**Goal of the exercise**
Transcribe the whole listing without a single picture.

— start of Exercise inputs —

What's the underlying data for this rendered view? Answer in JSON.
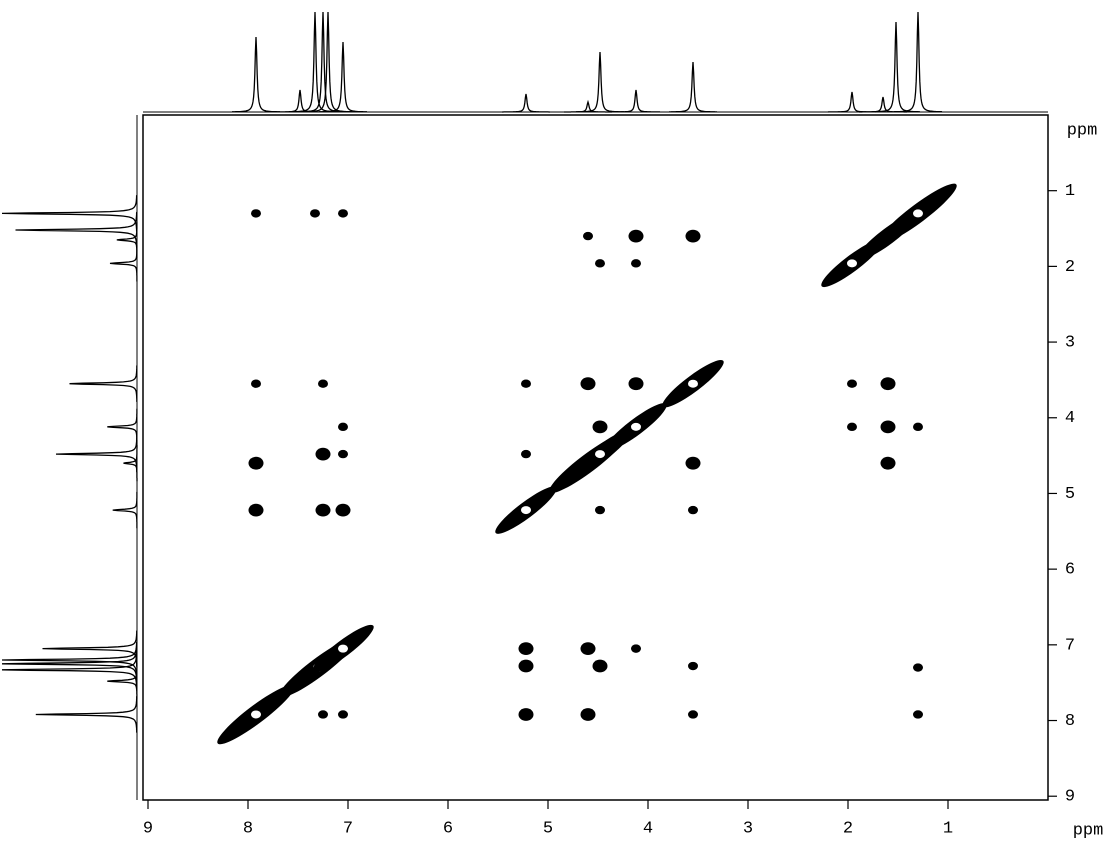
{
  "chart_data": {
    "type": "contour",
    "x_label": "ppm",
    "y_label": "ppm",
    "xlim": [
      9.05,
      0
    ],
    "ylim": [
      0,
      9.05
    ],
    "xticks": [
      9,
      8,
      7,
      6,
      5,
      4,
      3,
      2,
      1
    ],
    "yticks": [
      1,
      2,
      3,
      4,
      5,
      6,
      7,
      8,
      9
    ],
    "color": "#000000",
    "projection": {
      "positions": [
        7.92,
        7.48,
        7.33,
        7.25,
        7.2,
        7.05,
        5.22,
        4.6,
        4.48,
        4.12,
        3.55,
        1.96,
        1.65,
        1.52,
        1.3
      ],
      "heights": [
        75,
        22,
        100,
        100,
        100,
        70,
        18,
        10,
        60,
        22,
        50,
        20,
        15,
        90,
        100
      ]
    },
    "diagonal": {
      "x": [
        7.92,
        7.3,
        7.05,
        5.22,
        4.6,
        4.48,
        4.12,
        3.55,
        1.96,
        1.6,
        1.3
      ],
      "y": [
        7.92,
        7.3,
        7.05,
        5.22,
        4.6,
        4.48,
        4.12,
        3.55,
        1.96,
        1.6,
        1.3
      ],
      "size": [
        3,
        3,
        2,
        2,
        3,
        2,
        2,
        2,
        2,
        2,
        3
      ]
    },
    "cross_peaks": {
      "x": [
        7.92,
        7.33,
        7.05,
        4.6,
        4.12,
        3.55,
        4.48,
        4.12,
        7.92,
        7.25,
        5.22,
        4.6,
        4.12,
        1.96,
        1.6,
        7.05,
        4.48,
        1.96,
        1.6,
        1.3,
        7.92,
        7.25,
        7.05,
        5.22,
        3.55,
        1.6,
        7.92,
        7.25,
        7.05,
        4.48,
        3.55,
        5.22,
        4.6,
        4.12,
        5.22,
        4.48,
        3.55,
        1.3,
        5.22,
        4.6,
        3.55,
        1.3,
        7.25,
        7.05
      ],
      "y": [
        1.3,
        1.3,
        1.3,
        1.6,
        1.6,
        1.6,
        1.96,
        1.96,
        3.55,
        3.55,
        3.55,
        3.55,
        3.55,
        3.55,
        3.55,
        4.12,
        4.12,
        4.12,
        4.12,
        4.12,
        4.6,
        4.48,
        4.48,
        4.48,
        4.6,
        4.6,
        5.22,
        5.22,
        5.22,
        5.22,
        5.22,
        7.05,
        7.05,
        7.05,
        7.28,
        7.28,
        7.28,
        7.3,
        7.92,
        7.92,
        7.92,
        7.92,
        7.92,
        7.92
      ],
      "size": [
        1,
        1,
        1,
        1,
        2,
        2,
        1,
        1,
        1,
        1,
        1,
        2,
        2,
        1,
        2,
        1,
        2,
        1,
        2,
        1,
        2,
        2,
        1,
        1,
        2,
        2,
        2,
        2,
        2,
        1,
        1,
        2,
        2,
        1,
        2,
        2,
        1,
        1,
        2,
        2,
        1,
        1,
        1,
        1
      ]
    }
  }
}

— end of Exercise inputs —

**Answer**
What's the underlying data for this rendered view? Answer in JSON.
{
  "chart_data": {
    "type": "contour",
    "x_label": "ppm",
    "y_label": "ppm",
    "xlim": [
      9.05,
      0
    ],
    "ylim": [
      0,
      9.05
    ],
    "xticks": [
      9,
      8,
      7,
      6,
      5,
      4,
      3,
      2,
      1
    ],
    "yticks": [
      1,
      2,
      3,
      4,
      5,
      6,
      7,
      8,
      9
    ],
    "color": "#000000",
    "projection": {
      "positions": [
        7.92,
        7.48,
        7.33,
        7.25,
        7.2,
        7.05,
        5.22,
        4.6,
        4.48,
        4.12,
        3.55,
        1.96,
        1.65,
        1.52,
        1.3
      ],
      "heights": [
        75,
        22,
        100,
        100,
        100,
        70,
        18,
        10,
        60,
        22,
        50,
        20,
        15,
        90,
        100
      ]
    },
    "diagonal": {
      "x": [
        7.92,
        7.3,
        7.05,
        5.22,
        4.6,
        4.48,
        4.12,
        3.55,
        1.96,
        1.6,
        1.3
      ],
      "y": [
        7.92,
        7.3,
        7.05,
        5.22,
        4.6,
        4.48,
        4.12,
        3.55,
        1.96,
        1.6,
        1.3
      ],
      "size": [
        3,
        3,
        2,
        2,
        3,
        2,
        2,
        2,
        2,
        2,
        3
      ]
    },
    "cross_peaks": {
      "x": [
        7.92,
        7.33,
        7.05,
        4.6,
        4.12,
        3.55,
        4.48,
        4.12,
        7.92,
        7.25,
        5.22,
        4.6,
        4.12,
        1.96,
        1.6,
        7.05,
        4.48,
        1.96,
        1.6,
        1.3,
        7.92,
        7.25,
        7.05,
        5.22,
        3.55,
        1.6,
        7.92,
        7.25,
        7.05,
        4.48,
        3.55,
        5.22,
        4.6,
        4.12,
        5.22,
        4.48,
        3.55,
        1.3,
        5.22,
        4.6,
        3.55,
        1.3,
        7.25,
        7.05
      ],
      "y": [
        1.3,
        1.3,
        1.3,
        1.6,
        1.6,
        1.6,
        1.96,
        1.96,
        3.55,
        3.55,
        3.55,
        3.55,
        3.55,
        3.55,
        3.55,
        4.12,
        4.12,
        4.12,
        4.12,
        4.12,
        4.6,
        4.48,
        4.48,
        4.48,
        4.6,
        4.6,
        5.22,
        5.22,
        5.22,
        5.22,
        5.22,
        7.05,
        7.05,
        7.05,
        7.28,
        7.28,
        7.28,
        7.3,
        7.92,
        7.92,
        7.92,
        7.92,
        7.92,
        7.92
      ],
      "size": [
        1,
        1,
        1,
        1,
        2,
        2,
        1,
        1,
        1,
        1,
        1,
        2,
        2,
        1,
        2,
        1,
        2,
        1,
        2,
        1,
        2,
        2,
        1,
        1,
        2,
        2,
        2,
        2,
        2,
        1,
        1,
        2,
        2,
        1,
        2,
        2,
        1,
        1,
        2,
        2,
        1,
        1,
        1,
        1
      ]
    }
  }
}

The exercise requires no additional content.